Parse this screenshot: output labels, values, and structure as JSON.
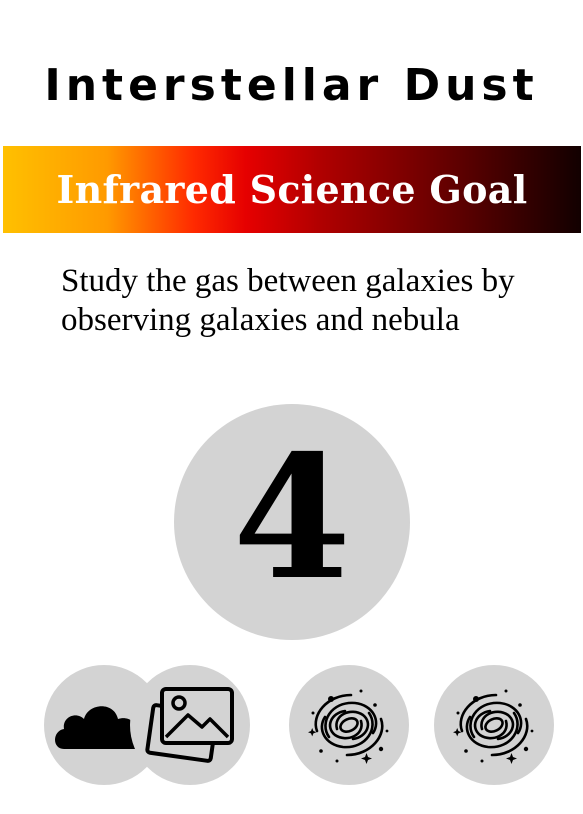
{
  "card": {
    "title": "Interstellar Dust",
    "goal_banner": "Infrared Science Goal",
    "description": "Study the gas between galaxies by observing galaxies and nebula",
    "cost": "4"
  },
  "requirements": [
    {
      "icons": [
        "cloud-icon",
        "image-icon"
      ],
      "meaning": "nebula or image"
    },
    {
      "icons": [
        "galaxy-icon"
      ]
    },
    {
      "icons": [
        "galaxy-icon"
      ]
    }
  ],
  "colors": {
    "banner_start": "#ffc000",
    "banner_mid": "#e60000",
    "banner_end": "#120000",
    "token_gray": "#d3d3d3"
  }
}
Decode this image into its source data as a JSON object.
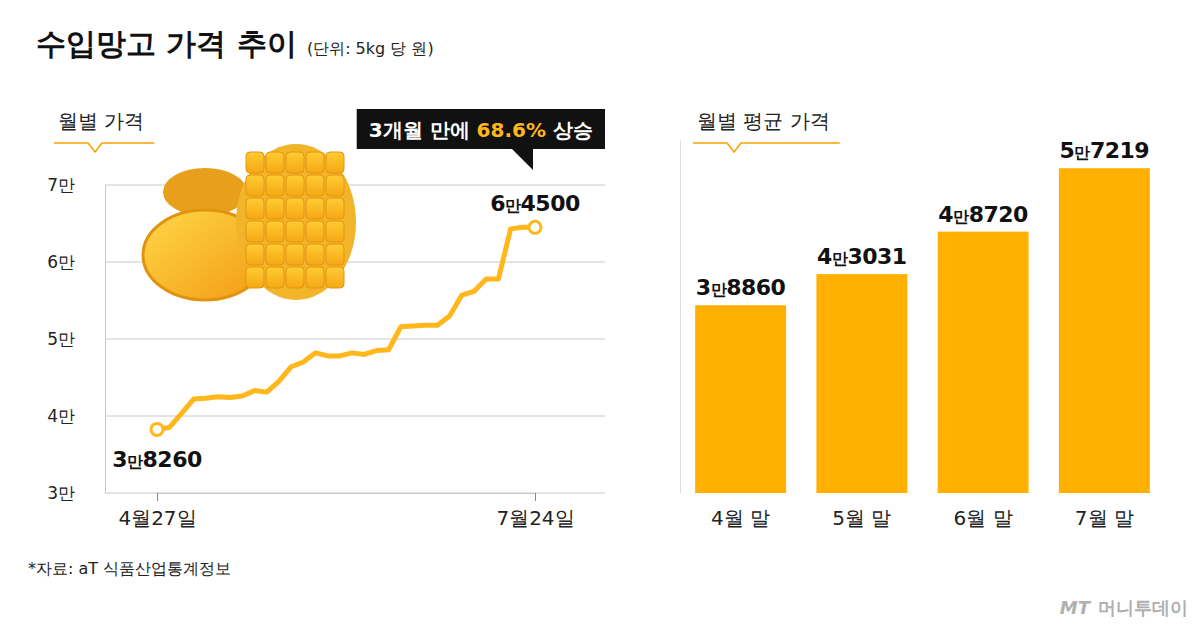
{
  "header": {
    "title": "수입망고 가격 추이",
    "unit": "(단위: 5kg 당 원)"
  },
  "chart_data": [
    {
      "type": "line",
      "subtitle": "월별 가격",
      "annotation": [
        "3개월 만에",
        "68.6%",
        "상승"
      ],
      "categories": [
        "4월27일",
        null,
        null,
        null,
        null,
        null,
        null,
        null,
        null,
        null,
        null,
        null,
        null,
        null,
        null,
        null,
        null,
        null,
        null,
        null,
        null,
        null,
        null,
        null,
        null,
        null,
        null,
        null,
        null,
        null,
        null,
        "7월24일"
      ],
      "values": [
        38260,
        38500,
        40300,
        42200,
        42300,
        42500,
        42400,
        42600,
        43300,
        43100,
        44500,
        46400,
        47000,
        48200,
        47800,
        47800,
        48200,
        48000,
        48500,
        48600,
        51600,
        51700,
        51800,
        51800,
        53000,
        55700,
        56200,
        57800,
        57800,
        64300,
        64500,
        64500
      ],
      "value_labels": [
        "3만8260",
        null,
        null,
        null,
        null,
        null,
        null,
        null,
        null,
        null,
        null,
        null,
        null,
        null,
        null,
        null,
        null,
        null,
        null,
        null,
        null,
        null,
        null,
        null,
        null,
        null,
        null,
        null,
        null,
        null,
        null,
        "6만4500"
      ],
      "color": "#FFB71B",
      "ylim": [
        30000,
        70000
      ],
      "yticks": [
        {
          "value": 30000,
          "label": "3만"
        },
        {
          "value": 40000,
          "label": "4만"
        },
        {
          "value": 50000,
          "label": "5만"
        },
        {
          "value": 60000,
          "label": "6만"
        },
        {
          "value": 70000,
          "label": "7만"
        }
      ],
      "grid": true,
      "data_labels": true
    },
    {
      "type": "bar",
      "subtitle": "월별 평균 가격",
      "categories": [
        "4월 말",
        "5월 말",
        "6월 말",
        "7월 말"
      ],
      "values": [
        38860,
        43031,
        48720,
        57219
      ],
      "value_labels": [
        "3만8860",
        "4만3031",
        "4만8720",
        "5만7219"
      ],
      "color": "#FFB000",
      "ylim": [
        13700,
        61000
      ],
      "grid": false,
      "data_labels": true,
      "tick_labels": "x"
    }
  ],
  "source": "*자료: aT 식품산업통계정보",
  "credit": [
    "MT",
    "머니투데이"
  ]
}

________

## WRITTEN EXERCISE
Look over the material above and show each line where "JSON" appears.

## OUTPUT
Parse this screenshot: output labels, values, and structure as JSON.
Decode this image into its source data as a JSON object.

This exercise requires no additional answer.